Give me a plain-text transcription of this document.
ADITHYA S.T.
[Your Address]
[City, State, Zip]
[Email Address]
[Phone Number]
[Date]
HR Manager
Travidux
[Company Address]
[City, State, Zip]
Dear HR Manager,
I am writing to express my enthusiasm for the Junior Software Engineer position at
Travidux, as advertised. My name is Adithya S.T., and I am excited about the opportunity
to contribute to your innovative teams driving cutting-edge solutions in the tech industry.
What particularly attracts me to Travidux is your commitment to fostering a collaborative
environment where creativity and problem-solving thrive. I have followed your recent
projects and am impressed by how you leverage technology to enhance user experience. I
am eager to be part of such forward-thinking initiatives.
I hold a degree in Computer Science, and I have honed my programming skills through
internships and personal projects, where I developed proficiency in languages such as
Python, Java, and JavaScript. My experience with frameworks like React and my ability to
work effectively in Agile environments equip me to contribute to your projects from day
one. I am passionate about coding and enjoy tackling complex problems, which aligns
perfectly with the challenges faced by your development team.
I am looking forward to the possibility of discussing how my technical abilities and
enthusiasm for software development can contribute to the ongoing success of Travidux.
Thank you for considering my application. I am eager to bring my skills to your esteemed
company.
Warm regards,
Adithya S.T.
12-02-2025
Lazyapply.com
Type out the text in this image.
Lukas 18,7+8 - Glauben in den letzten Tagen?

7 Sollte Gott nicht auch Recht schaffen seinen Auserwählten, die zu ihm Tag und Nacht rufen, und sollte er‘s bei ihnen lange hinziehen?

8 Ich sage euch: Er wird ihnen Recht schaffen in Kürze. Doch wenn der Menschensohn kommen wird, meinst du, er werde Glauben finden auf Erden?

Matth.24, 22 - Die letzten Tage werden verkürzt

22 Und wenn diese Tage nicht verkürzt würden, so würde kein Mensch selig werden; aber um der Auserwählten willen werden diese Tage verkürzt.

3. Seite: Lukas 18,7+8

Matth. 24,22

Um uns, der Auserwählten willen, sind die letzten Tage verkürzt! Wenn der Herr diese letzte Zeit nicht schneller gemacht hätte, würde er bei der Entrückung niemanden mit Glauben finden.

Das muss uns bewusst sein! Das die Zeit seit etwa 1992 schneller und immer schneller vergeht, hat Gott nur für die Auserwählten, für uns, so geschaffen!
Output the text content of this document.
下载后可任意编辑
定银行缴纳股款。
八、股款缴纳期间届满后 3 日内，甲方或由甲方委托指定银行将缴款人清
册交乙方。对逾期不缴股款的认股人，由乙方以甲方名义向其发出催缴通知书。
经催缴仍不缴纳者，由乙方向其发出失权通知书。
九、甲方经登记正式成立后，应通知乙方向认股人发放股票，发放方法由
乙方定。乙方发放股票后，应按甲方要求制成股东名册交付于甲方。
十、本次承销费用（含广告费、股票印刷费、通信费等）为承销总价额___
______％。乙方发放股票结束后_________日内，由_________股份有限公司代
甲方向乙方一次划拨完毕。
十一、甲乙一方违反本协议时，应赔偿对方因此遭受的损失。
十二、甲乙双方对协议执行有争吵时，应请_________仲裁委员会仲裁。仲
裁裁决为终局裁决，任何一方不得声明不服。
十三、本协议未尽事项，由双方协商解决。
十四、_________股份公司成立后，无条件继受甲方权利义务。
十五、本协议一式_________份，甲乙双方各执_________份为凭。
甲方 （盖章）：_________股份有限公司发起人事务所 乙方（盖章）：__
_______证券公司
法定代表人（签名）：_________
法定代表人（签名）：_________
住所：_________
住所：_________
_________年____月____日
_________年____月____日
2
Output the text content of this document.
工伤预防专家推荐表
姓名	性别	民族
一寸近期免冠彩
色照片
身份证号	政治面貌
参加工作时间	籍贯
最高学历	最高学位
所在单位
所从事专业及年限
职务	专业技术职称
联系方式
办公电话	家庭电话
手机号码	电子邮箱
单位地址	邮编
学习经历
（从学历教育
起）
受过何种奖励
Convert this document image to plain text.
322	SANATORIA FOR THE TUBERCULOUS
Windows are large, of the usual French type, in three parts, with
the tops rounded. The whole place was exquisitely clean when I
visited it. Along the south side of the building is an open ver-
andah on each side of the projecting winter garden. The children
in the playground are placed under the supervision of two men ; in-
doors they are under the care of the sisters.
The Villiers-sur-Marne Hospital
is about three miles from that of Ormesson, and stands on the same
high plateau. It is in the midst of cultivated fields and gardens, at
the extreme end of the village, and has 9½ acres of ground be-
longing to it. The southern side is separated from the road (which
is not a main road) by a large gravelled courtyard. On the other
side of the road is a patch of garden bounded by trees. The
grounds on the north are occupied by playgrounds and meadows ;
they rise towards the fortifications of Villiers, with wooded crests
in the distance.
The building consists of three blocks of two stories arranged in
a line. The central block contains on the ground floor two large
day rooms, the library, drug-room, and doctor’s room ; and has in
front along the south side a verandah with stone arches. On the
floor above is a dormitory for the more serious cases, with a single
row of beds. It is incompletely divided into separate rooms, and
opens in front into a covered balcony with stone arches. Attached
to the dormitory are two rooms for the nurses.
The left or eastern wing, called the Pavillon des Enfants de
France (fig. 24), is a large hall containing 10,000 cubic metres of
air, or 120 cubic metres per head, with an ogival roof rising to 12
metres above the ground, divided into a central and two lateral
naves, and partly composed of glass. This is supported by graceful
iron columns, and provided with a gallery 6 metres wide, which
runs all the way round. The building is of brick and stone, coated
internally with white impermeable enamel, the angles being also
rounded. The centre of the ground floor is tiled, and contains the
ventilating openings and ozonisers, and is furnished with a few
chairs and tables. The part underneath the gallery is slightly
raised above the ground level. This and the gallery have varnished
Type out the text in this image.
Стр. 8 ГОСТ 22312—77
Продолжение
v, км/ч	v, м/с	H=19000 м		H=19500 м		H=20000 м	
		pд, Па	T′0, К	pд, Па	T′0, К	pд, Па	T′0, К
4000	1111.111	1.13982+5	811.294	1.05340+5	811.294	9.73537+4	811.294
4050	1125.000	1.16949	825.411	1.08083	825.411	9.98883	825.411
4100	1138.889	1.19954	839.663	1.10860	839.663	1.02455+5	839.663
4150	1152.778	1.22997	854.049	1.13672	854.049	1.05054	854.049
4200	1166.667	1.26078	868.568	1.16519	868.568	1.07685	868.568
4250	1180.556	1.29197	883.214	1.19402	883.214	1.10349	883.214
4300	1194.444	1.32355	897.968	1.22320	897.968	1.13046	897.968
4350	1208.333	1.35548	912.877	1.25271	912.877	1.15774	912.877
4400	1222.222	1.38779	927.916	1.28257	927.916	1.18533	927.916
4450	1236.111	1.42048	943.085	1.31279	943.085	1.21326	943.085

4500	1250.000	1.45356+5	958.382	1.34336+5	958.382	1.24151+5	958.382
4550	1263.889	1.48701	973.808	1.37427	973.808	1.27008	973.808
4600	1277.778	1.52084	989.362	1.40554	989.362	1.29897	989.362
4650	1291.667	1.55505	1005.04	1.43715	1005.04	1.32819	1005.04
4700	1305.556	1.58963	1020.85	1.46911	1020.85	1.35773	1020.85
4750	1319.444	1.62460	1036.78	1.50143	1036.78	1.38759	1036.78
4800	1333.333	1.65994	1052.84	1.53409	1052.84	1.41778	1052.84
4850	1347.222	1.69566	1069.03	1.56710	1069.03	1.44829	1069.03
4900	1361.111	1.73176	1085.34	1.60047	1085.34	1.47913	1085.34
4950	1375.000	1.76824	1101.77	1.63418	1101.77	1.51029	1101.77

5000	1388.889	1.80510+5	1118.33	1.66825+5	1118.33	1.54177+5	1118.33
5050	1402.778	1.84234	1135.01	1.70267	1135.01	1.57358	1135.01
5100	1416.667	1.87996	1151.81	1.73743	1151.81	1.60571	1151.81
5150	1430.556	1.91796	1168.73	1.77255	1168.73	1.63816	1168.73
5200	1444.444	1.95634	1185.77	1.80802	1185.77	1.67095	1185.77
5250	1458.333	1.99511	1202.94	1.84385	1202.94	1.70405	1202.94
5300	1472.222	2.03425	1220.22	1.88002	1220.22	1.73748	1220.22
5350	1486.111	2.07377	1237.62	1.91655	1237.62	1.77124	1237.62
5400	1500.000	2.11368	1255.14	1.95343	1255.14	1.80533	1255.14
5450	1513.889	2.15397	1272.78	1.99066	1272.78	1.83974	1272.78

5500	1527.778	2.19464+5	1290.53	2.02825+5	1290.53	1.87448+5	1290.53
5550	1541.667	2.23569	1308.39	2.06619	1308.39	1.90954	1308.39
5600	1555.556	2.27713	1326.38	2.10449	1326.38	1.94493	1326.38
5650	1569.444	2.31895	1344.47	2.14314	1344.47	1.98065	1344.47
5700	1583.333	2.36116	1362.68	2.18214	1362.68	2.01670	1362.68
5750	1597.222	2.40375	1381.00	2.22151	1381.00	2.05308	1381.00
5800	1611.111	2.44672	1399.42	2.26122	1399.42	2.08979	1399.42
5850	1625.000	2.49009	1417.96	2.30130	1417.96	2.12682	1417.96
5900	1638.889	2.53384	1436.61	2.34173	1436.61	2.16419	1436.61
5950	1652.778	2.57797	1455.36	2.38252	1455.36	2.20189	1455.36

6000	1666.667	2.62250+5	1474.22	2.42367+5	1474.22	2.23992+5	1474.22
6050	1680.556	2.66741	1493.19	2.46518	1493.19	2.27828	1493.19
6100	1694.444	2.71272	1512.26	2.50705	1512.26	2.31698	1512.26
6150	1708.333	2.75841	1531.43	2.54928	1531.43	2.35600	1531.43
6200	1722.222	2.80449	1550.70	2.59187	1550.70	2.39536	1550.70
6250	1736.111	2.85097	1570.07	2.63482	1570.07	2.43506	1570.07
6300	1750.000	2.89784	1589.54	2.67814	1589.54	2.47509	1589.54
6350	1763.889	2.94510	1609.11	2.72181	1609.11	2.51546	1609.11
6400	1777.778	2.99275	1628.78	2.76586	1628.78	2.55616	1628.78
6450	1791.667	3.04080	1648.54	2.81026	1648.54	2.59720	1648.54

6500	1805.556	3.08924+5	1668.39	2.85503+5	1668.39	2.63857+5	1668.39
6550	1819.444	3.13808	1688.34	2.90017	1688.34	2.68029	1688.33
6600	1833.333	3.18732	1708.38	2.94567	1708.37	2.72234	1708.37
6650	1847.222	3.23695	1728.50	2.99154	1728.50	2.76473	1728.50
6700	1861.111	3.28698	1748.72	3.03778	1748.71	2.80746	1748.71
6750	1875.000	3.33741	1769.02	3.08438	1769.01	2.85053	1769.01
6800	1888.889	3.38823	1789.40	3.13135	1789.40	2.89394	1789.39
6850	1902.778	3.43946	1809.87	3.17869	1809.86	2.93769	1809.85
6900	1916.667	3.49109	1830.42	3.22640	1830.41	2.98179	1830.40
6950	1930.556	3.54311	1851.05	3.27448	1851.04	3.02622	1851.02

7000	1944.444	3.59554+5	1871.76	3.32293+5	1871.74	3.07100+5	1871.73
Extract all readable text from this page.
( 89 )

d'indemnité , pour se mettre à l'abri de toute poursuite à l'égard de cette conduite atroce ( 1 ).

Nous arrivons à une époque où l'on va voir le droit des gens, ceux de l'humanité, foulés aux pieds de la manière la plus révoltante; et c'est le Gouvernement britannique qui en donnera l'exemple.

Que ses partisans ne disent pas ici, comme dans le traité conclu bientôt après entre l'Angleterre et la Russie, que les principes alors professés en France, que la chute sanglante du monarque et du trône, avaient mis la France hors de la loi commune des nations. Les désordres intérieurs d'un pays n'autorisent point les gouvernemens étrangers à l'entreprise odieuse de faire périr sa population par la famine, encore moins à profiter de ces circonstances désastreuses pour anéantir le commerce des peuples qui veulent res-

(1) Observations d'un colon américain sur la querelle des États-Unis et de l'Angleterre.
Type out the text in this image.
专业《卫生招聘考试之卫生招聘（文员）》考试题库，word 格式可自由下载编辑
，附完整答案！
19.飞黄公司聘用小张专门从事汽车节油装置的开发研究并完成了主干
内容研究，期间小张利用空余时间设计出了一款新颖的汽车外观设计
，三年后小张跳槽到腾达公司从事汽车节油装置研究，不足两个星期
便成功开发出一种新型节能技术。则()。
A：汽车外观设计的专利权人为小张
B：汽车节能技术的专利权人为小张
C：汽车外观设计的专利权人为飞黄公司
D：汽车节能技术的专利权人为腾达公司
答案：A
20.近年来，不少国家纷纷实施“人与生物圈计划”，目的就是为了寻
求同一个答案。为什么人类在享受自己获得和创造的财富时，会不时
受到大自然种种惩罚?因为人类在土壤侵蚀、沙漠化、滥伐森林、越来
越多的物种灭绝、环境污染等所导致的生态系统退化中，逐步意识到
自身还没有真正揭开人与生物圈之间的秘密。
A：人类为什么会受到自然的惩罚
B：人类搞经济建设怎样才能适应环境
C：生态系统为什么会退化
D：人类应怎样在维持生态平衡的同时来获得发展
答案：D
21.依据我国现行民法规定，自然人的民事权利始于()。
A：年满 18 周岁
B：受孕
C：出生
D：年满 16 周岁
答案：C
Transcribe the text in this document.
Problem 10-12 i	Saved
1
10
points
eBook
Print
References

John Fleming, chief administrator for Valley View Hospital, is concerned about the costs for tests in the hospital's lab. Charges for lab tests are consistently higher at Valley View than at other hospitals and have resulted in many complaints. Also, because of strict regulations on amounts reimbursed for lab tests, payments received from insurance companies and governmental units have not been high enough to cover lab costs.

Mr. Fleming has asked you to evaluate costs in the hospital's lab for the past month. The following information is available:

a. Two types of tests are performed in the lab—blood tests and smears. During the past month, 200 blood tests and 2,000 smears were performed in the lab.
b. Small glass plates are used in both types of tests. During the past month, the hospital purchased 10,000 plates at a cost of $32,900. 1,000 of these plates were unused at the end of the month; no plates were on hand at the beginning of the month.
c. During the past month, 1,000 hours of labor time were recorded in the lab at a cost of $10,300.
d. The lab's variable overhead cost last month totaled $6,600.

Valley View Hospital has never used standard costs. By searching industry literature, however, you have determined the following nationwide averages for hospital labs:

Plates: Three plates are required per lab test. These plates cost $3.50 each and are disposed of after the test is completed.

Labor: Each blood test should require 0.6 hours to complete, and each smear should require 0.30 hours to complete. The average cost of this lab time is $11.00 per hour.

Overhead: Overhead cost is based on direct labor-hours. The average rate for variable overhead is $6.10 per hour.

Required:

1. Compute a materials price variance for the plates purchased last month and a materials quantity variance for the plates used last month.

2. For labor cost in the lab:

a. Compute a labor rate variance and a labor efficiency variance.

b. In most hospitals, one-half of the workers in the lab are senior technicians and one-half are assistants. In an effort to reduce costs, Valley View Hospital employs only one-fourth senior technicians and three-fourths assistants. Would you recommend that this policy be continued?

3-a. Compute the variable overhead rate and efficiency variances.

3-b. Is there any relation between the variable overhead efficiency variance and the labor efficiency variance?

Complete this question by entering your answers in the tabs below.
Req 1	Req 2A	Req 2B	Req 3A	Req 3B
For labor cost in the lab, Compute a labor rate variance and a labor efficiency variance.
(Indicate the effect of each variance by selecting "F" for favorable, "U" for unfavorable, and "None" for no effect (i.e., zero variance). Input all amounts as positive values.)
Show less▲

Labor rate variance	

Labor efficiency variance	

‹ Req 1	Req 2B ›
————
▶ _EXERCISE OBJECTIVE_
Gather each line of the listing containing the word "stone" and show it.

▶ _SOLUTION TO THIS EXERCISE_
front along the south side a verandah with stone arches. On the
opens in front into a covered balcony with stone arches. Attached
runs all the way round. The building is of brick and stone, coated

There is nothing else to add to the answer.